▸ **Task instructions**
Print every entry word for word, but omit the pictures.

▸ **Data in this exercise**
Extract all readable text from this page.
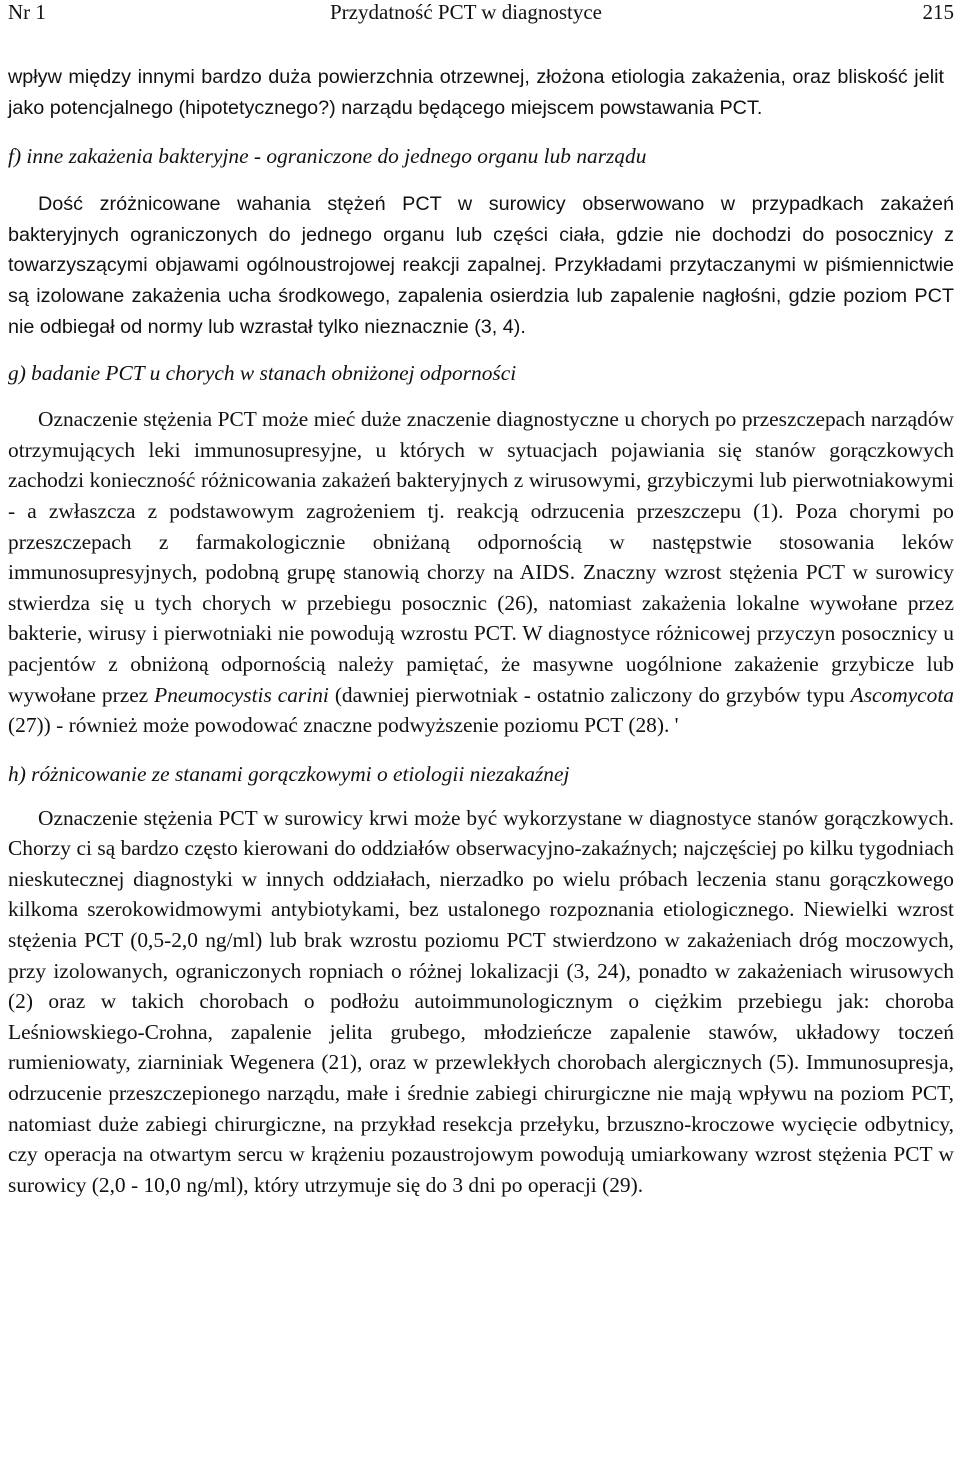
Nr 1	Przydatność PCT w diagnostyce	215

wpływ między innymi bardzo duża powierzchnia otrzewnej, złożona etiologia zakażenia, oraz bliskość jelit jako potencjalnego (hipotetycznego?) narządu będącego miejscem powstawania PCT.

f) inne zakażenia bakteryjne - ograniczone do jednego organu lub narządu

Dość zróżnicowane wahania stężeń PCT w surowicy obserwowano w przypadkach zakażeń bakteryjnych ograniczonych do jednego organu lub części ciała, gdzie nie dochodzi do posocznicy z towarzyszącymi objawami ogólnoustrojowej reakcji zapalnej. Przykładami przytaczanymi w piśmiennictwie są izolowane zakażenia ucha środkowego, zapalenia osierdzia lub zapalenie nagłośni, gdzie poziom PCT nie odbiegał od normy lub wzrastał tylko nieznacznie (3, 4).

g) badanie PCT u chorych w stanach obniżonej odporności

Oznaczenie stężenia PCT może mieć duże znaczenie diagnostyczne u chorych po przeszczepach narządów otrzymujących leki immunosupresyjne, u których w sytuacjach pojawiania się stanów gorączkowych zachodzi konieczność różnicowania zakażeń bakteryjnych z wirusowymi, grzybiczymi lub pierwotniakowymi - a zwłaszcza z podstawowym zagrożeniem tj. reakcją odrzucenia przeszczepu (1). Poza chorymi po przeszczepach z farmakologicznie obniżaną odpornością w następstwie stosowania leków immunosupresyjnych, podobną grupę stanowią chorzy na AIDS. Znaczny wzrost stężenia PCT w surowicy stwierdza się u tych chorych w przebiegu posocznic (26), natomiast zakażenia lokalne wywołane przez bakterie, wirusy i pierwotniaki nie powodują wzrostu PCT. W diagnostyce różnicowej przyczyn posocznicy u pacjentów z obniżoną odpornością należy pamiętać, że masywne uogólnione zakażenie grzybicze lub wywołane przez Pneumocystis carini (dawniej pierwotniak - ostatnio zaliczony do grzybów typu Ascomycota (27)) - również może powodować znaczne podwyższenie poziomu PCT (28). '

h) różnicowanie ze stanami gorączkowymi o etiologii niezakaźnej

Oznaczenie stężenia PCT w surowicy krwi może być wykorzystane w diagnostyce stanów gorączkowych. Chorzy ci są bardzo często kierowani do oddziałów obserwacyjno-zakaźnych; najczęściej po kilku tygodniach nieskutecznej diagnostyki w innych oddziałach, nierzadko po wielu próbach leczenia stanu gorączkowego kilkoma szerokowidmowymi antybiotykami, bez ustalonego rozpoznania etiologicznego. Niewielki wzrost stężenia PCT (0,5-2,0 ng/ml) lub brak wzrostu poziomu PCT stwierdzono w zakażeniach dróg moczowych, przy izolowanych, ograniczonych ropniach o różnej lokalizacji (3, 24), ponadto w zakażeniach wirusowych (2) oraz w takich chorobach o podłożu autoimmunologicznym o ciężkim przebiegu jak: choroba Leśniowskiego-Crohna, zapalenie jelita grubego, młodzieńcze zapalenie stawów, układowy toczeń rumieniowaty, ziarniniak Wegenera (21), oraz w przewlekłych chorobach alergicznych (5). Immunosupresja, odrzucenie przeszczepionego narządu, małe i średnie zabiegi chirurgiczne nie mają wpływu na poziom PCT, natomiast duże zabiegi chirurgiczne, na przykład resekcja przełyku, brzuszno-kroczowe wycięcie odbytnicy, czy operacja na otwartym sercu w krążeniu pozaustrojowym powodują umiarkowany wzrost stężenia PCT w surowicy (2,0 - 10,0 ng/ml), który utrzymuje się do 3 dni po operacji (29).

▸ **The completed task**
Extract all readable text from this page.
Nr 1	Przydatność PCT w diagnostyce	215

wpływ między innymi bardzo duża powierzchnia otrzewnej, złożona etiologia zakażenia, oraz bliskość jelit jako potencjalnego (hipotetycznego?) narządu będącego miejscem powstawania PCT.

f) inne zakażenia bakteryjne - ograniczone do jednego organu lub narządu

Dość zróżnicowane wahania stężeń PCT w surowicy obserwowano w przypadkach zakażeń bakteryjnych ograniczonych do jednego organu lub części ciała, gdzie nie dochodzi do posocznicy z towarzyszącymi objawami ogólnoustrojowej reakcji zapalnej. Przykładami przytaczanymi w piśmiennictwie są izolowane zakażenia ucha środkowego, zapalenia osierdzia lub zapalenie nagłośni, gdzie poziom PCT nie odbiegał od normy lub wzrastał tylko nieznacznie (3, 4).

g) badanie PCT u chorych w stanach obniżonej odporności

Oznaczenie stężenia PCT może mieć duże znaczenie diagnostyczne u chorych po przeszczepach narządów otrzymujących leki immunosupresyjne, u których w sytuacjach pojawiania się stanów gorączkowych zachodzi konieczność różnicowania zakażeń bakteryjnych z wirusowymi, grzybiczymi lub pierwotniakowymi - a zwłaszcza z podstawowym zagrożeniem tj. reakcją odrzucenia przeszczepu (1). Poza chorymi po przeszczepach z farmakologicznie obniżaną odpornością w następstwie stosowania leków immunosupresyjnych, podobną grupę stanowią chorzy na AIDS. Znaczny wzrost stężenia PCT w surowicy stwierdza się u tych chorych w przebiegu posocznic (26), natomiast zakażenia lokalne wywołane przez bakterie, wirusy i pierwotniaki nie powodują wzrostu PCT. W diagnostyce różnicowej przyczyn posocznicy u pacjentów z obniżoną odpornością należy pamiętać, że masywne uogólnione zakażenie grzybicze lub wywołane przez Pneumocystis carini (dawniej pierwotniak - ostatnio zaliczony do grzybów typu Ascomycota (27)) - również może powodować znaczne podwyższenie poziomu PCT (28). '

h) różnicowanie ze stanami gorączkowymi o etiologii niezakaźnej

Oznaczenie stężenia PCT w surowicy krwi może być wykorzystane w diagnostyce stanów gorączkowych. Chorzy ci są bardzo często kierowani do oddziałów obserwacyjno-zakaźnych; najczęściej po kilku tygodniach nieskutecznej diagnostyki w innych oddziałach, nierzadko po wielu próbach leczenia stanu gorączkowego kilkoma szerokowidmowymi antybiotykami, bez ustalonego rozpoznania etiologicznego. Niewielki wzrost stężenia PCT (0,5-2,0 ng/ml) lub brak wzrostu poziomu PCT stwierdzono w zakażeniach dróg moczowych, przy izolowanych, ograniczonych ropniach o różnej lokalizacji (3, 24), ponadto w zakażeniach wirusowych (2) oraz w takich chorobach o podłożu autoimmunologicznym o ciężkim przebiegu jak: choroba Leśniowskiego-Crohna, zapalenie jelita grubego, młodzieńcze zapalenie stawów, układowy toczeń rumieniowaty, ziarniniak Wegenera (21), oraz w przewlekłych chorobach alergicznych (5). Immunosupresja, odrzucenie przeszczepionego narządu, małe i średnie zabiegi chirurgiczne nie mają wpływu na poziom PCT, natomiast duże zabiegi chirurgiczne, na przykład resekcja przełyku, brzuszno-kroczowe wycięcie odbytnicy, czy operacja na otwartym sercu w krążeniu pozaustrojowym powodują umiarkowany wzrost stężenia PCT w surowicy (2,0 - 10,0 ng/ml), który utrzymuje się do 3 dni po operacji (29).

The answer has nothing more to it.